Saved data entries
---

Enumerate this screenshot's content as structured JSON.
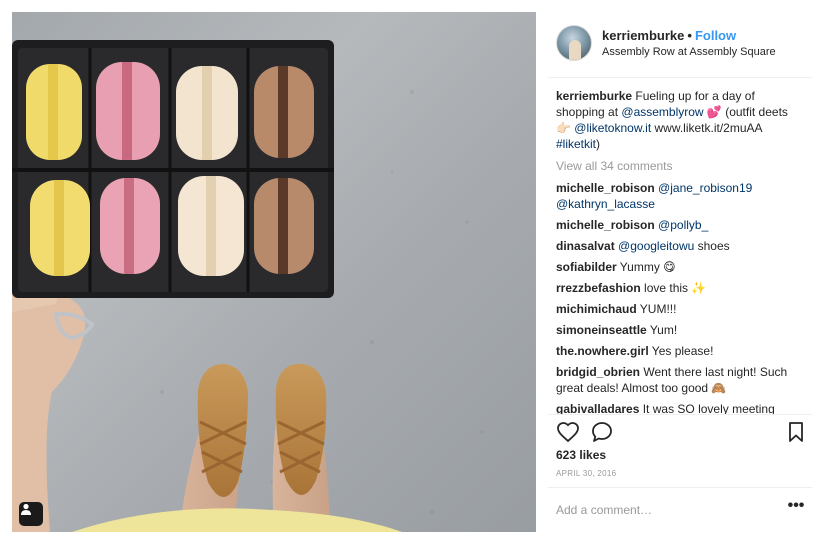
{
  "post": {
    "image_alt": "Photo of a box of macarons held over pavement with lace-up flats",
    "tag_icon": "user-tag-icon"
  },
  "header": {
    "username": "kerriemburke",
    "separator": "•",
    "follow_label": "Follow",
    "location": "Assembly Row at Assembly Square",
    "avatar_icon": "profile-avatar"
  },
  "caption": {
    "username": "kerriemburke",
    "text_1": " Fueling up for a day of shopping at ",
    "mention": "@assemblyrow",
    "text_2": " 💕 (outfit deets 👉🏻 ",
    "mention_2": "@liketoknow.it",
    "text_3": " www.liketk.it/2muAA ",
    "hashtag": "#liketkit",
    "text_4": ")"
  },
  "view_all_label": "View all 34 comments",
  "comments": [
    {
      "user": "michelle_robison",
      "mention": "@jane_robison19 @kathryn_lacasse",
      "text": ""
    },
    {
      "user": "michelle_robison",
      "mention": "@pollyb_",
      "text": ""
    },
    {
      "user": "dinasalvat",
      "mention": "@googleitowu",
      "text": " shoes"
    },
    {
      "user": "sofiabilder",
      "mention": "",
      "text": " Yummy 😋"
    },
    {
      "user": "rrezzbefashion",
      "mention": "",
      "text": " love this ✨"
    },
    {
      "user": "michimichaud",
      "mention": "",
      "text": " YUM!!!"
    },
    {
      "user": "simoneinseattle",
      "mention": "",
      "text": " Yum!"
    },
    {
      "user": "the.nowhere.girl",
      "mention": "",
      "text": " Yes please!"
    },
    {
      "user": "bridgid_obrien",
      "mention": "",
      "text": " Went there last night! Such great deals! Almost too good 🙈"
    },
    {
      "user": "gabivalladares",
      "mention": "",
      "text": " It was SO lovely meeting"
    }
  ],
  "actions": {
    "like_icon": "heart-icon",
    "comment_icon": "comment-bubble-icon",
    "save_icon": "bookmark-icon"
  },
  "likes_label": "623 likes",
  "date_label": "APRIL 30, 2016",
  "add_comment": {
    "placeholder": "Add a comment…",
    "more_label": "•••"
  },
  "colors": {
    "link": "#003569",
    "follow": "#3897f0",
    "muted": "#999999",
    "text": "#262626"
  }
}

---

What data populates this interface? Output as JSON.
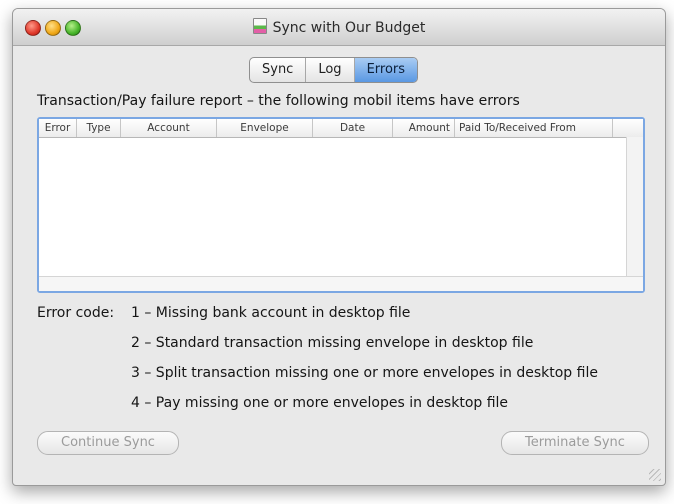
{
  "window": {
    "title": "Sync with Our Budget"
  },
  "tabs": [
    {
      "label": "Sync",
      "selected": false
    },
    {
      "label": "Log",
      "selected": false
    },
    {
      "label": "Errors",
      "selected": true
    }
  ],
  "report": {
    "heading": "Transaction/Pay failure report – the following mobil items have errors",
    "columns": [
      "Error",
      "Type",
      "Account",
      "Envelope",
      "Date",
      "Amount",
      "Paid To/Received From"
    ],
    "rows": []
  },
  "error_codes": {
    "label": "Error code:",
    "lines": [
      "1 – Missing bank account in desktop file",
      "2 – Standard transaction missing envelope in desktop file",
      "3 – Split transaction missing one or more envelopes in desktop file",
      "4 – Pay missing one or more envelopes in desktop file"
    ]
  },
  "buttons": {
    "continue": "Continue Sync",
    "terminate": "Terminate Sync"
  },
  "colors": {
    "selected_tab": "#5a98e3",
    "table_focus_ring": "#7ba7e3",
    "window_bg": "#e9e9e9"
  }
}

---

▶ [OBJECTIVE]: From the records above, report the count of lines containing "this" and nothing more.

▶ [OUTPUT BELOW]: 3